_What to produce_: The required output is the line containing "Output a JSON" through the final line of the material below, printed exactly, with no other lines.

— start Record set —

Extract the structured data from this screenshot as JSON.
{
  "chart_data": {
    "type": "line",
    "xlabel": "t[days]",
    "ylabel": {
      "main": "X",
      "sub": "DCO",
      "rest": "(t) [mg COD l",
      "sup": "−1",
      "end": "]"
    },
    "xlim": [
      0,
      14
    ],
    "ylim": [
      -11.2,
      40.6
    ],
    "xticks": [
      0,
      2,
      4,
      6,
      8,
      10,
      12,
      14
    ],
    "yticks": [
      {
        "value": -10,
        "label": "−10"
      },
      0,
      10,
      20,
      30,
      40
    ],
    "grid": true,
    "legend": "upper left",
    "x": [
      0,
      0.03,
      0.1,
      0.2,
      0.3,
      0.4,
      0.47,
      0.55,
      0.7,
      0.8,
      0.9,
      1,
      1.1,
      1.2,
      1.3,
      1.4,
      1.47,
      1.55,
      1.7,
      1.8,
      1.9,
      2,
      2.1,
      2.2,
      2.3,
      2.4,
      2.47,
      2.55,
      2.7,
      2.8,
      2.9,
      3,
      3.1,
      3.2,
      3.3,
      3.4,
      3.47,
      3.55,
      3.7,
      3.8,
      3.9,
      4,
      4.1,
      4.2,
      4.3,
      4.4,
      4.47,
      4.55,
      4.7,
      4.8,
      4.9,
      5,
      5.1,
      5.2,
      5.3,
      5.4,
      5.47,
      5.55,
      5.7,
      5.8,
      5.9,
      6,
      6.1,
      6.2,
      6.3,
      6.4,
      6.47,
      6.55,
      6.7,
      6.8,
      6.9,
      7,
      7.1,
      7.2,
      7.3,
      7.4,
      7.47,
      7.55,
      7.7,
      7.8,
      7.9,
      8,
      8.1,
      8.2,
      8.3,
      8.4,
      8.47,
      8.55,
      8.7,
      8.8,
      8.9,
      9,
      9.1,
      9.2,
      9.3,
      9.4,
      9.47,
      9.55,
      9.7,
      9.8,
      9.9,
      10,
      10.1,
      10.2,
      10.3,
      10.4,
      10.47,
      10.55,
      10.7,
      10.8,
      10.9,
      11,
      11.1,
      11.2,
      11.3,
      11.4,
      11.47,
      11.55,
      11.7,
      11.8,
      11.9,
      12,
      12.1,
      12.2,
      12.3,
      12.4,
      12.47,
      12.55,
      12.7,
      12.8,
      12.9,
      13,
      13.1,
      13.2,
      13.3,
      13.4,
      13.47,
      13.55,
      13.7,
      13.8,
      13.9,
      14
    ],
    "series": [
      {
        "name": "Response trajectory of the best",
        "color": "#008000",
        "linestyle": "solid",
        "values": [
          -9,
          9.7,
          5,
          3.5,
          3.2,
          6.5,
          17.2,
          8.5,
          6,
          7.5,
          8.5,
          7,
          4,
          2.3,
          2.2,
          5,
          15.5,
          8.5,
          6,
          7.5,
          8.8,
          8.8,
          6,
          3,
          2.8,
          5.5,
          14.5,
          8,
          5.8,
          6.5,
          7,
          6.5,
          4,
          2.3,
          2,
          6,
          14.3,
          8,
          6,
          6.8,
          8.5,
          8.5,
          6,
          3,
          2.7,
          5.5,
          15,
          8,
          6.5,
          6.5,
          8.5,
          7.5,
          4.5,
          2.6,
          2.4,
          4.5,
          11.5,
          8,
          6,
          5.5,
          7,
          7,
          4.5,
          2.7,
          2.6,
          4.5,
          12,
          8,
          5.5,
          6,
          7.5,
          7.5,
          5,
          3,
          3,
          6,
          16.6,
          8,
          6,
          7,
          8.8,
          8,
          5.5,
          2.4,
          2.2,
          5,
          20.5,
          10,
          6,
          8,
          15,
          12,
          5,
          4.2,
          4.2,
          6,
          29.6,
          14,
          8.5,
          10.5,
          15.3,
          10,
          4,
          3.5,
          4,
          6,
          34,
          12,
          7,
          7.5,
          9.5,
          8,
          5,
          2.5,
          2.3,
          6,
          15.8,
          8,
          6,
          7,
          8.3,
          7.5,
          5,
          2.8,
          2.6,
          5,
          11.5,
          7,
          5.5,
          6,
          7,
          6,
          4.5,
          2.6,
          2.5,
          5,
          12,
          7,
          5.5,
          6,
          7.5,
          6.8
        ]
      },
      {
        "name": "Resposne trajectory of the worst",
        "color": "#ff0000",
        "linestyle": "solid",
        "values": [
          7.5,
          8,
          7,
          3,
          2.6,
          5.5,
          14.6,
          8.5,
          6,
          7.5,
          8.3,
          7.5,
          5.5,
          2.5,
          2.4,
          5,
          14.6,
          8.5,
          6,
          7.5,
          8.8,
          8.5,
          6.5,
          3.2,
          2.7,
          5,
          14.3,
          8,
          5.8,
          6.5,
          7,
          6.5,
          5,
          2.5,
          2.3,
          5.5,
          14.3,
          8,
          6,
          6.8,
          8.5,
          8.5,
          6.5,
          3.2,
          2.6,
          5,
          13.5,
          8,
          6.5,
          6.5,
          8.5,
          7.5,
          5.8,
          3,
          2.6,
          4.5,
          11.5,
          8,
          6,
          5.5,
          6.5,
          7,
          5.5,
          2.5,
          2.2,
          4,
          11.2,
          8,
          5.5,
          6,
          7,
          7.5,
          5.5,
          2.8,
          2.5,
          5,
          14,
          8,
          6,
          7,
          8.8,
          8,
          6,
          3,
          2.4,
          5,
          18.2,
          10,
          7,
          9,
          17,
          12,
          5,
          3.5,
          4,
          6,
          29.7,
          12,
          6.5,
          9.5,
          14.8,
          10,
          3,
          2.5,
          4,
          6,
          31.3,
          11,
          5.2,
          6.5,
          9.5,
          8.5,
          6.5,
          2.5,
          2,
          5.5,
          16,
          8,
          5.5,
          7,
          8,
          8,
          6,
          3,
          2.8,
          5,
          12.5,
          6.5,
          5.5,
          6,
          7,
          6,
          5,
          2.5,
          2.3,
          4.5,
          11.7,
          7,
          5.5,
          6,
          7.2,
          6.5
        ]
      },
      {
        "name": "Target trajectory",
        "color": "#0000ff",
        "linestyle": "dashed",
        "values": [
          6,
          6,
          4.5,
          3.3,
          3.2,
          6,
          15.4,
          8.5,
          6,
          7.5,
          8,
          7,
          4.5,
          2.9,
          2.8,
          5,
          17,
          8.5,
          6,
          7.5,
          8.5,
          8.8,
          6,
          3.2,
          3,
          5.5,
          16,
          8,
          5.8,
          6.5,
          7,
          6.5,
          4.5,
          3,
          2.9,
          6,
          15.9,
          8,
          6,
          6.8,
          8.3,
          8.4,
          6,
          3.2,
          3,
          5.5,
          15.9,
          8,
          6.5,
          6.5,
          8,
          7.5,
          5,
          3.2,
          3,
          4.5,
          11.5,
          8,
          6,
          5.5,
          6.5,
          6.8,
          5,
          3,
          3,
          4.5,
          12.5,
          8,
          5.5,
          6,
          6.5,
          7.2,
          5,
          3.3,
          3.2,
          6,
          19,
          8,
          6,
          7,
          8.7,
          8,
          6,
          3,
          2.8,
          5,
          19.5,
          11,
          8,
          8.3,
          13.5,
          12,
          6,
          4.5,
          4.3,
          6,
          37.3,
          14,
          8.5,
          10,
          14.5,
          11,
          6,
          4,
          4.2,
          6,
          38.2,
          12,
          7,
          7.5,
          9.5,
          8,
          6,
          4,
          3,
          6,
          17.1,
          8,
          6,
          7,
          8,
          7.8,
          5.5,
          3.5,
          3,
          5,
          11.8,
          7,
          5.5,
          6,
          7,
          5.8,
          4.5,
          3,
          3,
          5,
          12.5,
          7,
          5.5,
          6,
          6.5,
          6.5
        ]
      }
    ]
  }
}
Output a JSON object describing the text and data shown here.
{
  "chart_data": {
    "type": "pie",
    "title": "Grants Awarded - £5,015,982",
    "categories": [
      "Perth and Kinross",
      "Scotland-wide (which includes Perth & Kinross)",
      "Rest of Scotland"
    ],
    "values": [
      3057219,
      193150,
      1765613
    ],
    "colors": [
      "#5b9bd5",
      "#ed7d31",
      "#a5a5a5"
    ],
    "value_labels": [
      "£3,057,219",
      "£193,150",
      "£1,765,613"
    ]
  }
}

— end Record set —

_Answer for the task_:
Output a JSON object describing the text and data shown here.
{
  "chart_data": {
    "type": "pie",
    "title": "Grants Awarded - £5,015,982",
    "categories": [
      "Perth and Kinross",
      "Scotland-wide (which includes Perth & Kinross)",
      "Rest of Scotland"
    ],
    "values": [
      3057219,
      193150,
      1765613
    ],
    "colors": [
      "#5b9bd5",
      "#ed7d31",
      "#a5a5a5"
    ],
    "value_labels": [
      "£3,057,219",
      "£193,150",
      "£1,765,613"
    ]
  }
}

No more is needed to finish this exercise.